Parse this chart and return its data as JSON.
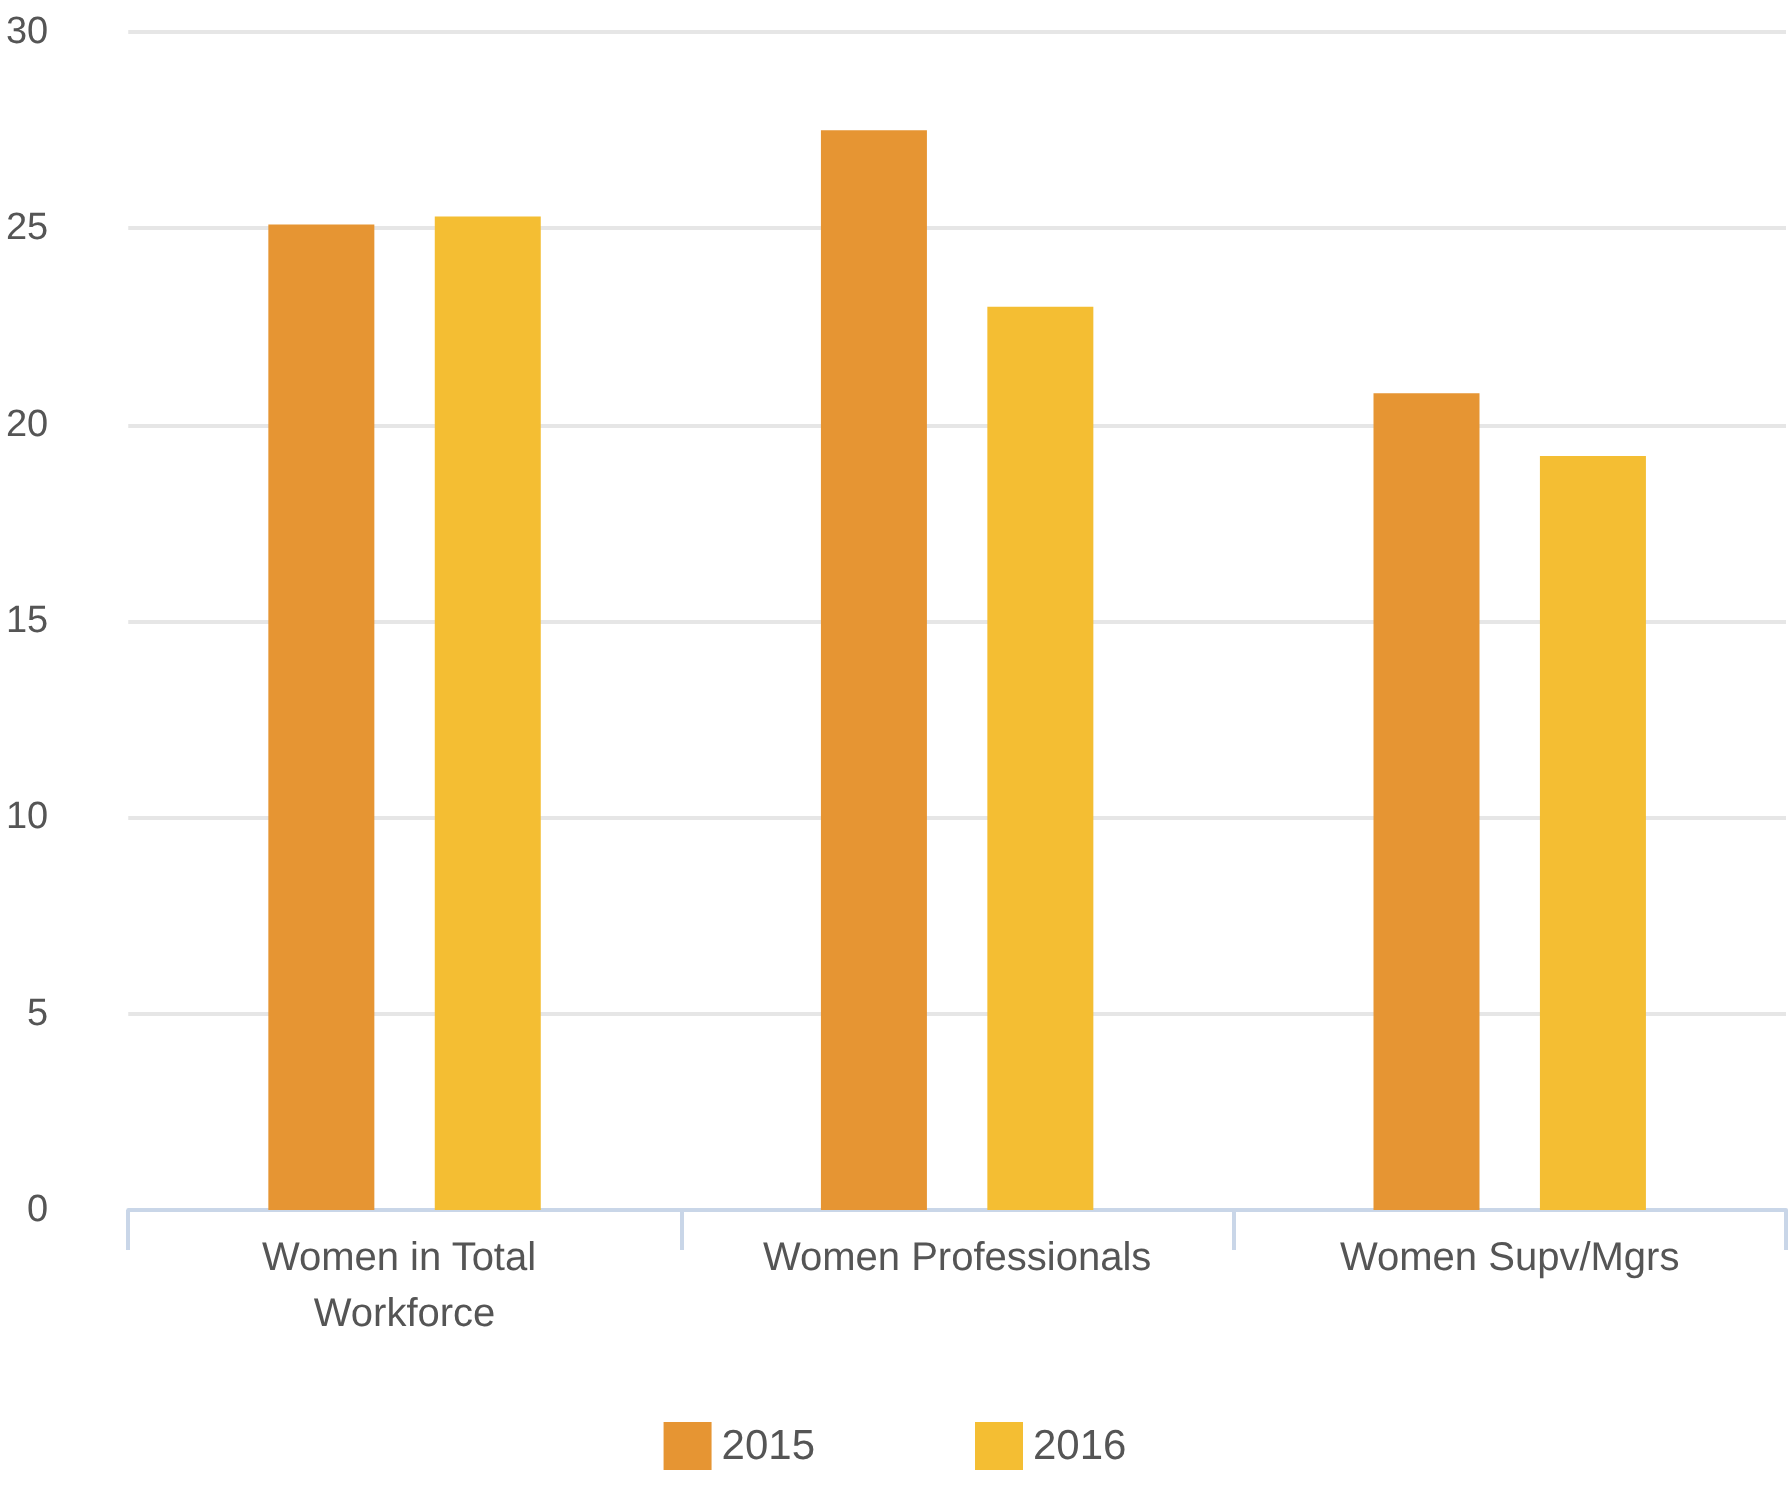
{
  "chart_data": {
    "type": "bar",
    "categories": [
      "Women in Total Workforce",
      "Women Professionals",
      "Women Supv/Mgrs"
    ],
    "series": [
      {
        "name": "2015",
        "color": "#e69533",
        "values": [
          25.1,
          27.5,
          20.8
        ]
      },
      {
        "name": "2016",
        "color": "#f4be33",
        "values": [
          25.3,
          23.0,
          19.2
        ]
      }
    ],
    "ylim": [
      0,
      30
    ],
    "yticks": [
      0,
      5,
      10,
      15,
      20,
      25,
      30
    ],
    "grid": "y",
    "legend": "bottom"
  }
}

§ Stated goal
Leave out the pictures and return every record word for word.

§ Written solution
Parse this chart and return its data as JSON.
{
  "chart_data": {
    "type": "bar",
    "categories": [
      "Women in Total Workforce",
      "Women Professionals",
      "Women Supv/Mgrs"
    ],
    "series": [
      {
        "name": "2015",
        "color": "#e69533",
        "values": [
          25.1,
          27.5,
          20.8
        ]
      },
      {
        "name": "2016",
        "color": "#f4be33",
        "values": [
          25.3,
          23.0,
          19.2
        ]
      }
    ],
    "ylim": [
      0,
      30
    ],
    "yticks": [
      0,
      5,
      10,
      15,
      20,
      25,
      30
    ],
    "grid": "y",
    "legend": "bottom"
  }
}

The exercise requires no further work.